··· Entries ···

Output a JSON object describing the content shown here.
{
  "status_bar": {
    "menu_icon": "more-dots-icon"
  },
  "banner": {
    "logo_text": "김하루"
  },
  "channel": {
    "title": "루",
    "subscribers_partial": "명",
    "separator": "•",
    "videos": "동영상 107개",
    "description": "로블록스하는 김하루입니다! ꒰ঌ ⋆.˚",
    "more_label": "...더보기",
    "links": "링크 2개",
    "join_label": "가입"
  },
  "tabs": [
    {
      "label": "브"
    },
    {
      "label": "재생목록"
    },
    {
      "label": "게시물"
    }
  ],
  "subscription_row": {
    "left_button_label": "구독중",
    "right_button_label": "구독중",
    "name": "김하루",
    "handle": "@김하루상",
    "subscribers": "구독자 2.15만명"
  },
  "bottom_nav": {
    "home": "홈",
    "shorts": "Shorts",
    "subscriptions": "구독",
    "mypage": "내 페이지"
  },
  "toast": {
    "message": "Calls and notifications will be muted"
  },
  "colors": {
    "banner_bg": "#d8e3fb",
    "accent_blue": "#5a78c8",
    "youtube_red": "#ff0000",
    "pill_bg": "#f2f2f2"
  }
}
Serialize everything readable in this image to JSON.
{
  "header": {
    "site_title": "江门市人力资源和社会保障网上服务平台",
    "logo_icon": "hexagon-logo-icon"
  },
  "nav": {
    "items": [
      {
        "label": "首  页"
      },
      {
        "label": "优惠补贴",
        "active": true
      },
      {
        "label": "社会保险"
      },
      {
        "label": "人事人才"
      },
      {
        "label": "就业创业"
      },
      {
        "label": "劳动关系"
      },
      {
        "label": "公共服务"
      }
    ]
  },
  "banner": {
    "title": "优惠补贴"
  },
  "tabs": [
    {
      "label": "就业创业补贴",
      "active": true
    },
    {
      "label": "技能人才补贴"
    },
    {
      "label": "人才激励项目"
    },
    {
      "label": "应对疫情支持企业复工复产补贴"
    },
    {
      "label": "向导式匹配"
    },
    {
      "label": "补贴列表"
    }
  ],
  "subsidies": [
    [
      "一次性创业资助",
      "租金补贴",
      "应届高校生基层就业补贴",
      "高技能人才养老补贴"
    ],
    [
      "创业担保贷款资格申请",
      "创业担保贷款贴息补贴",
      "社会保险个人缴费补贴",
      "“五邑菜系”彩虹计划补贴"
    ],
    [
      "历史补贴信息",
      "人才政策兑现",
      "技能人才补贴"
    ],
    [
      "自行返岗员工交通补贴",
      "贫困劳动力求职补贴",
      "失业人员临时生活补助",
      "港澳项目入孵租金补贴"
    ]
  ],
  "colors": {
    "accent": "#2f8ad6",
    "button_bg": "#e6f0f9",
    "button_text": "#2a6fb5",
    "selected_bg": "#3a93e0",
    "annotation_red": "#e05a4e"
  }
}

···

What the exercise asks -
Quote exactly the line containing "Serialize everything readable" and every later line through the end of the listing, and no other lines.

Answer below -
Serialize everything readable in this image to JSON.
{
  "header": {
    "site_title": "江门市人力资源和社会保障网上服务平台",
    "logo_icon": "hexagon-logo-icon"
  },
  "nav": {
    "items": [
      {
        "label": "首  页"
      },
      {
        "label": "优惠补贴",
        "active": true
      },
      {
        "label": "社会保险"
      },
      {
        "label": "人事人才"
      },
      {
        "label": "就业创业"
      },
      {
        "label": "劳动关系"
      },
      {
        "label": "公共服务"
      }
    ]
  },
  "banner": {
    "title": "优惠补贴"
  },
  "tabs": [
    {
      "label": "就业创业补贴",
      "active": true
    },
    {
      "label": "技能人才补贴"
    },
    {
      "label": "人才激励项目"
    },
    {
      "label": "应对疫情支持企业复工复产补贴"
    },
    {
      "label": "向导式匹配"
    },
    {
      "label": "补贴列表"
    }
  ],
  "subsidies": [
    [
      "一次性创业资助",
      "租金补贴",
      "应届高校生基层就业补贴",
      "高技能人才养老补贴"
    ],
    [
      "创业担保贷款资格申请",
      "创业担保贷款贴息补贴",
      "社会保险个人缴费补贴",
      "“五邑菜系”彩虹计划补贴"
    ],
    [
      "历史补贴信息",
      "人才政策兑现",
      "技能人才补贴"
    ],
    [
      "自行返岗员工交通补贴",
      "贫困劳动力求职补贴",
      "失业人员临时生活补助",
      "港澳项目入孵租金补贴"
    ]
  ],
  "colors": {
    "accent": "#2f8ad6",
    "button_bg": "#e6f0f9",
    "button_text": "#2a6fb5",
    "selected_bg": "#3a93e0",
    "annotation_red": "#e05a4e"
  }
}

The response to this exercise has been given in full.